→ What is being asked: Transcribe the entries that follow exactly as they appear, minus pictures.

→ Provided records:
# # # # # # #
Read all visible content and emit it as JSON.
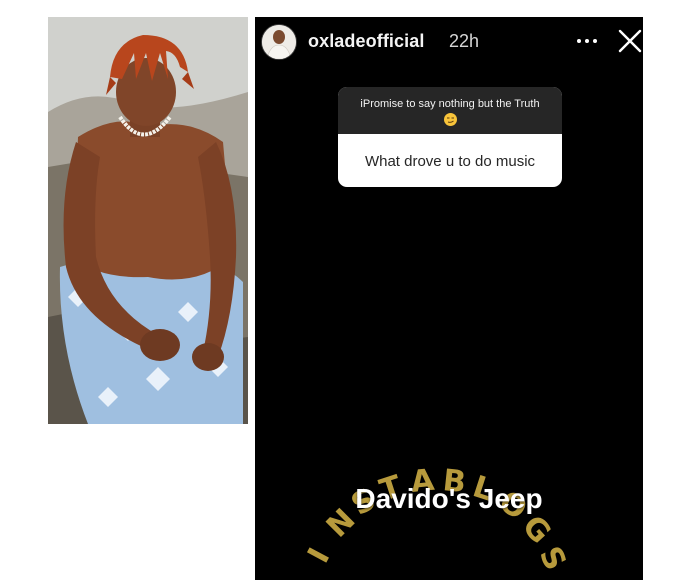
{
  "story": {
    "username": "oxladeofficial",
    "timestamp": "22h",
    "more_icon": "more-horizontal-icon",
    "close_icon": "close-x-icon"
  },
  "question_sticker": {
    "prompt": "iPromise to say nothing but the Truth",
    "emoji": "smirking-face-emoji",
    "answer": "What drove u to do music"
  },
  "caption": "Davido's Jeep",
  "watermark": "INSTABLOGS",
  "colors": {
    "story_background": "#000000",
    "sticker_header": "#262626",
    "watermark": "#b79a3c"
  }
}
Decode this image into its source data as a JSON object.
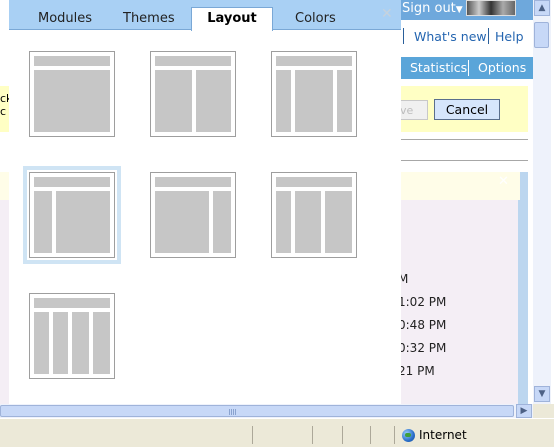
# # # # # # #
→ Task result:
Read all visible content and emit it as JSON.
{
  "story": {
    "username": "oxladeofficial",
    "timestamp": "22h",
    "more_icon": "more-horizontal-icon",
    "close_icon": "close-x-icon"
  },
  "question_sticker": {
    "prompt": "iPromise to say nothing but the Truth",
    "emoji": "smirking-face-emoji",
    "answer": "What drove u to do music"
  },
  "caption": "Davido's Jeep",
  "watermark": "INSTABLOGS",
  "colors": {
    "story_background": "#000000",
    "sticker_header": "#262626",
    "watermark": "#b79a3c"
  }
}
Decode this image into its source data as a JSON object.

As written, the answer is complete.